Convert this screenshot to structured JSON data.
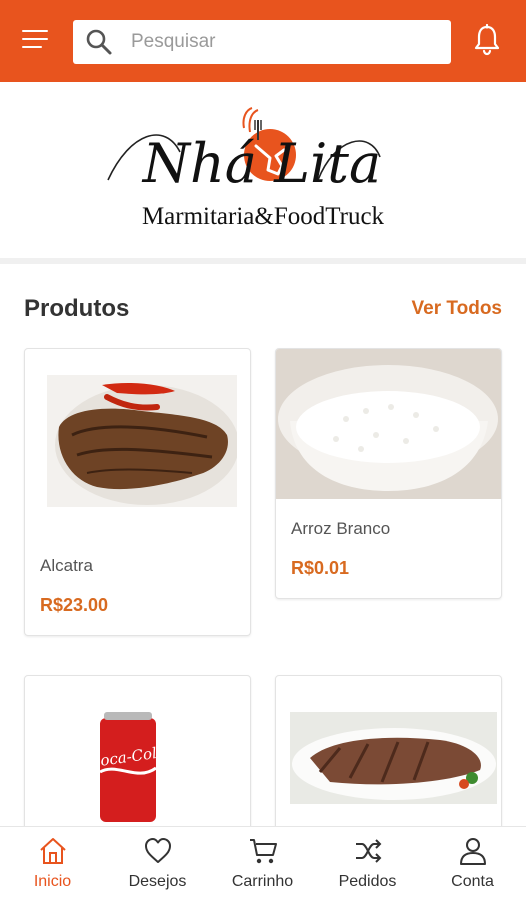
{
  "colors": {
    "primary": "#E8541E",
    "accent_text": "#D86A20"
  },
  "header": {
    "menu_icon": "hamburger-menu-icon",
    "search": {
      "placeholder": "Pesquisar",
      "value": "",
      "icon": "search-icon"
    },
    "notifications_icon": "bell-icon"
  },
  "logo": {
    "brand_name": "Nhá Lita",
    "tagline": "Marmitaria&FoodTruck"
  },
  "products_section": {
    "title": "Produtos",
    "see_all_label": "Ver Todos",
    "items": [
      {
        "name": "Alcatra",
        "price": "R$23.00"
      },
      {
        "name": "Arroz Branco",
        "price": "R$0.01"
      },
      {
        "name": "",
        "price": ""
      },
      {
        "name": "",
        "price": ""
      }
    ]
  },
  "bottom_nav": {
    "items": [
      {
        "label": "Inicio",
        "icon": "home-icon",
        "active": true
      },
      {
        "label": "Desejos",
        "icon": "heart-icon",
        "active": false
      },
      {
        "label": "Carrinho",
        "icon": "cart-icon",
        "active": false
      },
      {
        "label": "Pedidos",
        "icon": "shuffle-icon",
        "active": false
      },
      {
        "label": "Conta",
        "icon": "user-icon",
        "active": false
      }
    ]
  }
}
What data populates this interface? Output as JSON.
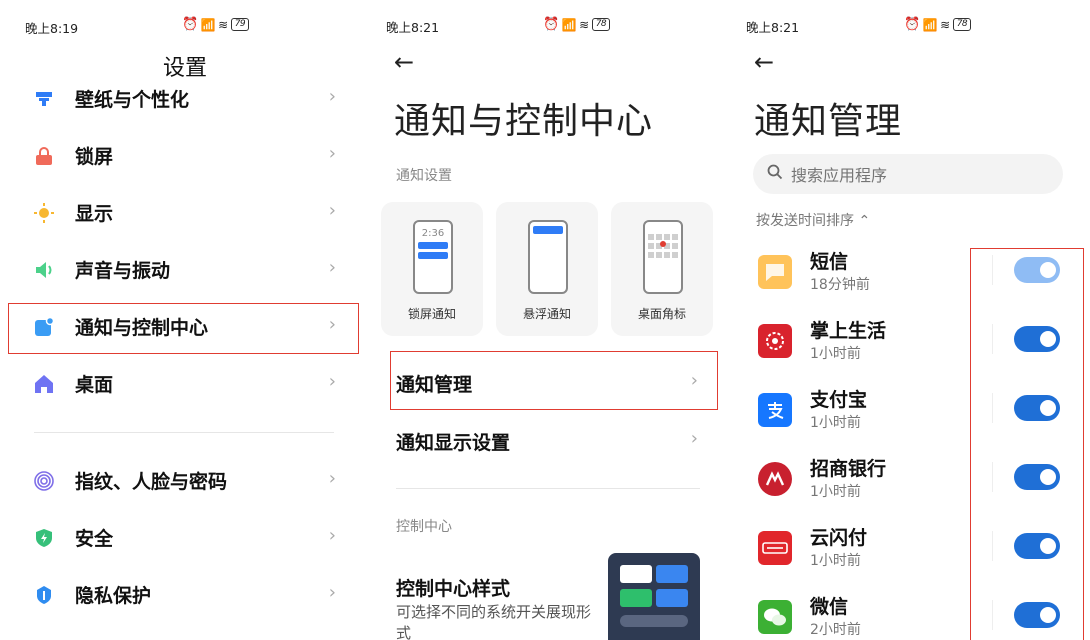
{
  "panel1": {
    "status_time": "晚上8:19",
    "battery": "79",
    "title": "设置",
    "items": [
      {
        "label": "壁纸与个性化",
        "icon": "palette-icon",
        "color": "#2f7cf6"
      },
      {
        "label": "锁屏",
        "icon": "lock-icon",
        "color": "#f06a5a"
      },
      {
        "label": "显示",
        "icon": "sun-icon",
        "color": "#f7b731"
      },
      {
        "label": "声音与振动",
        "icon": "speaker-icon",
        "color": "#4cd18a"
      },
      {
        "label": "通知与控制中心",
        "icon": "notification-icon",
        "color": "#3a9cf4"
      },
      {
        "label": "桌面",
        "icon": "home-icon",
        "color": "#6f73f3"
      },
      {
        "label": "指纹、人脸与密码",
        "icon": "fingerprint-icon",
        "color": "#7f6fe8"
      },
      {
        "label": "安全",
        "icon": "shield-icon",
        "color": "#36c07a"
      },
      {
        "label": "隐私保护",
        "icon": "privacy-icon",
        "color": "#2f8cf0"
      }
    ],
    "chevron": "›"
  },
  "panel2": {
    "status_time": "晚上8:21",
    "battery": "78",
    "back": "←",
    "title": "通知与控制中心",
    "section_notify": "通知设置",
    "cards": [
      {
        "label": "锁屏通知",
        "phone_time": "2:36"
      },
      {
        "label": "悬浮通知"
      },
      {
        "label": "桌面角标"
      }
    ],
    "menu": [
      {
        "label": "通知管理"
      },
      {
        "label": "通知显示设置"
      }
    ],
    "section_control": "控制中心",
    "control_style_title": "控制中心样式",
    "control_style_desc": "可选择不同的系统开关展现形式"
  },
  "panel3": {
    "status_time": "晚上8:21",
    "battery": "78",
    "back": "←",
    "title": "通知管理",
    "search_placeholder": "搜索应用程序",
    "sort_label": "按发送时间排序 ⌃",
    "apps": [
      {
        "name": "短信",
        "time": "18分钟前",
        "icon": "sms-icon",
        "icon_color": "#ffc35a",
        "toggle_color": "#8fbcf4"
      },
      {
        "name": "掌上生活",
        "time": "1小时前",
        "icon": "zhangshang-icon",
        "icon_color": "#d9232d",
        "toggle_color": "#1f6fd6"
      },
      {
        "name": "支付宝",
        "time": "1小时前",
        "icon": "alipay-icon",
        "icon_color": "#1677ff",
        "toggle_color": "#1f6fd6"
      },
      {
        "name": "招商银行",
        "time": "1小时前",
        "icon": "cmb-icon",
        "icon_color": "#c8202f",
        "toggle_color": "#1f6fd6"
      },
      {
        "name": "云闪付",
        "time": "1小时前",
        "icon": "unionpay-icon",
        "icon_color": "#e1262b",
        "toggle_color": "#1f6fd6"
      },
      {
        "name": "微信",
        "time": "2小时前",
        "icon": "wechat-icon",
        "icon_color": "#3cb034",
        "toggle_color": "#1f6fd6"
      }
    ]
  },
  "colors": {
    "highlight": "#e03c31",
    "toggle_on": "#1f6fd6"
  }
}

• [Problem to solve]
Reproduce every line above as written, skipping pictures.

• [Result of the exercise]
Convert this screenshot to structured JSON data.
{
  "colors": {
    "primary": "#E8541E",
    "accent_text": "#D86A20"
  },
  "header": {
    "menu_icon": "hamburger-menu-icon",
    "search": {
      "placeholder": "Pesquisar",
      "value": "",
      "icon": "search-icon"
    },
    "notifications_icon": "bell-icon"
  },
  "logo": {
    "brand_name": "Nhá Lita",
    "tagline": "Marmitaria&FoodTruck"
  },
  "products_section": {
    "title": "Produtos",
    "see_all_label": "Ver Todos",
    "items": [
      {
        "name": "Alcatra",
        "price": "R$23.00"
      },
      {
        "name": "Arroz Branco",
        "price": "R$0.01"
      },
      {
        "name": "",
        "price": ""
      },
      {
        "name": "",
        "price": ""
      }
    ]
  },
  "bottom_nav": {
    "items": [
      {
        "label": "Inicio",
        "icon": "home-icon",
        "active": true
      },
      {
        "label": "Desejos",
        "icon": "heart-icon",
        "active": false
      },
      {
        "label": "Carrinho",
        "icon": "cart-icon",
        "active": false
      },
      {
        "label": "Pedidos",
        "icon": "shuffle-icon",
        "active": false
      },
      {
        "label": "Conta",
        "icon": "user-icon",
        "active": false
      }
    ]
  }
}
What data populates this interface? Output as JSON.
{
  "panel1": {
    "status_time": "晚上8:19",
    "battery": "79",
    "title": "设置",
    "items": [
      {
        "label": "壁纸与个性化",
        "icon": "palette-icon",
        "color": "#2f7cf6"
      },
      {
        "label": "锁屏",
        "icon": "lock-icon",
        "color": "#f06a5a"
      },
      {
        "label": "显示",
        "icon": "sun-icon",
        "color": "#f7b731"
      },
      {
        "label": "声音与振动",
        "icon": "speaker-icon",
        "color": "#4cd18a"
      },
      {
        "label": "通知与控制中心",
        "icon": "notification-icon",
        "color": "#3a9cf4"
      },
      {
        "label": "桌面",
        "icon": "home-icon",
        "color": "#6f73f3"
      },
      {
        "label": "指纹、人脸与密码",
        "icon": "fingerprint-icon",
        "color": "#7f6fe8"
      },
      {
        "label": "安全",
        "icon": "shield-icon",
        "color": "#36c07a"
      },
      {
        "label": "隐私保护",
        "icon": "privacy-icon",
        "color": "#2f8cf0"
      }
    ],
    "chevron": "›"
  },
  "panel2": {
    "status_time": "晚上8:21",
    "battery": "78",
    "back": "←",
    "title": "通知与控制中心",
    "section_notify": "通知设置",
    "cards": [
      {
        "label": "锁屏通知",
        "phone_time": "2:36"
      },
      {
        "label": "悬浮通知"
      },
      {
        "label": "桌面角标"
      }
    ],
    "menu": [
      {
        "label": "通知管理"
      },
      {
        "label": "通知显示设置"
      }
    ],
    "section_control": "控制中心",
    "control_style_title": "控制中心样式",
    "control_style_desc": "可选择不同的系统开关展现形式"
  },
  "panel3": {
    "status_time": "晚上8:21",
    "battery": "78",
    "back": "←",
    "title": "通知管理",
    "search_placeholder": "搜索应用程序",
    "sort_label": "按发送时间排序 ⌃",
    "apps": [
      {
        "name": "短信",
        "time": "18分钟前",
        "icon": "sms-icon",
        "icon_color": "#ffc35a",
        "toggle_color": "#8fbcf4"
      },
      {
        "name": "掌上生活",
        "time": "1小时前",
        "icon": "zhangshang-icon",
        "icon_color": "#d9232d",
        "toggle_color": "#1f6fd6"
      },
      {
        "name": "支付宝",
        "time": "1小时前",
        "icon": "alipay-icon",
        "icon_color": "#1677ff",
        "toggle_color": "#1f6fd6"
      },
      {
        "name": "招商银行",
        "time": "1小时前",
        "icon": "cmb-icon",
        "icon_color": "#c8202f",
        "toggle_color": "#1f6fd6"
      },
      {
        "name": "云闪付",
        "time": "1小时前",
        "icon": "unionpay-icon",
        "icon_color": "#e1262b",
        "toggle_color": "#1f6fd6"
      },
      {
        "name": "微信",
        "time": "2小时前",
        "icon": "wechat-icon",
        "icon_color": "#3cb034",
        "toggle_color": "#1f6fd6"
      }
    ]
  },
  "colors": {
    "highlight": "#e03c31",
    "toggle_on": "#1f6fd6"
  }
}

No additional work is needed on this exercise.